Listed entries:
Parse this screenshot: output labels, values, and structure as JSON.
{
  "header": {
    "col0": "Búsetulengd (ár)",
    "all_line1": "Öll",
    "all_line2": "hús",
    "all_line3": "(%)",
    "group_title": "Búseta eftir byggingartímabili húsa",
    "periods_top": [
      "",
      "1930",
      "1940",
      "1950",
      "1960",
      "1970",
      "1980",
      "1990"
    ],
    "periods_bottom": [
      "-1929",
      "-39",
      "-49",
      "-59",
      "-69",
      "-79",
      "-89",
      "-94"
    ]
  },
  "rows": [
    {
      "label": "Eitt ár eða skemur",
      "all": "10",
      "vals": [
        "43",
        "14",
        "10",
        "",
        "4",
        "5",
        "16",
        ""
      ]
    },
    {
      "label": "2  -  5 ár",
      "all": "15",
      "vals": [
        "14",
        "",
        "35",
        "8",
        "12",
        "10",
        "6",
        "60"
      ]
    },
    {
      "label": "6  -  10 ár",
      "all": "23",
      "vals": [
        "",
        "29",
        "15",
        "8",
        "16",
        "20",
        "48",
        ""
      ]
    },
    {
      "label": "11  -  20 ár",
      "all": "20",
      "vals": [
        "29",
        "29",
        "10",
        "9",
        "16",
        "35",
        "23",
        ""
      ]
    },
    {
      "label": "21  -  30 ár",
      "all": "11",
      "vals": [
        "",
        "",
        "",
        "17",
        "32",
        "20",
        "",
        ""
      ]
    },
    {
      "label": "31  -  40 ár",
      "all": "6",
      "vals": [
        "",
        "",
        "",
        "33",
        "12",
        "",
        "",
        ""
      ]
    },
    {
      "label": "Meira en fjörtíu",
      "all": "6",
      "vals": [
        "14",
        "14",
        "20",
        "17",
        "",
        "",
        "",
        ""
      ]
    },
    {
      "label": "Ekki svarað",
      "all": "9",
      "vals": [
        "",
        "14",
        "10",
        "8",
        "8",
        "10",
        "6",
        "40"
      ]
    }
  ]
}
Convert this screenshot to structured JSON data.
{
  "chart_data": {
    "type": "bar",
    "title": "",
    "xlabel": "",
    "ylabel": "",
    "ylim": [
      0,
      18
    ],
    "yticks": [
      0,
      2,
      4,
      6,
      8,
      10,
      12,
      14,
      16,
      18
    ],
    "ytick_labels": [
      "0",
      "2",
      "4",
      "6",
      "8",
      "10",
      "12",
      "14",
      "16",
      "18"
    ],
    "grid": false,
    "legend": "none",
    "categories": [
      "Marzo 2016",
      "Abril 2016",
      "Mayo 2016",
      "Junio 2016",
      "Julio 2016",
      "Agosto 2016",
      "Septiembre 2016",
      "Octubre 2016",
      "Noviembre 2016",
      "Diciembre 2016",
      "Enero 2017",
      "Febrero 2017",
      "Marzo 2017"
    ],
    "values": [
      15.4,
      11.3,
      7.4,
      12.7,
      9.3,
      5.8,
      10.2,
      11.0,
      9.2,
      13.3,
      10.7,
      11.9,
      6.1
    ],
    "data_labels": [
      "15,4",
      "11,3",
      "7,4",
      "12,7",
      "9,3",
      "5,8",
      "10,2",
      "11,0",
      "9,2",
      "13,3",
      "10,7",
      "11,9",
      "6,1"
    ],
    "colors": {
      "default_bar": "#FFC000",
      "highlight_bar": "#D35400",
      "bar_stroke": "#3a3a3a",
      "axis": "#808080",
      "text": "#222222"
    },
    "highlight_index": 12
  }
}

Given task: Using the records above, pull out each line where the word "JSON" occurs.

Task answer:
Parse this screenshot: output labels, values, and structure as JSON.
Convert this screenshot to structured JSON data.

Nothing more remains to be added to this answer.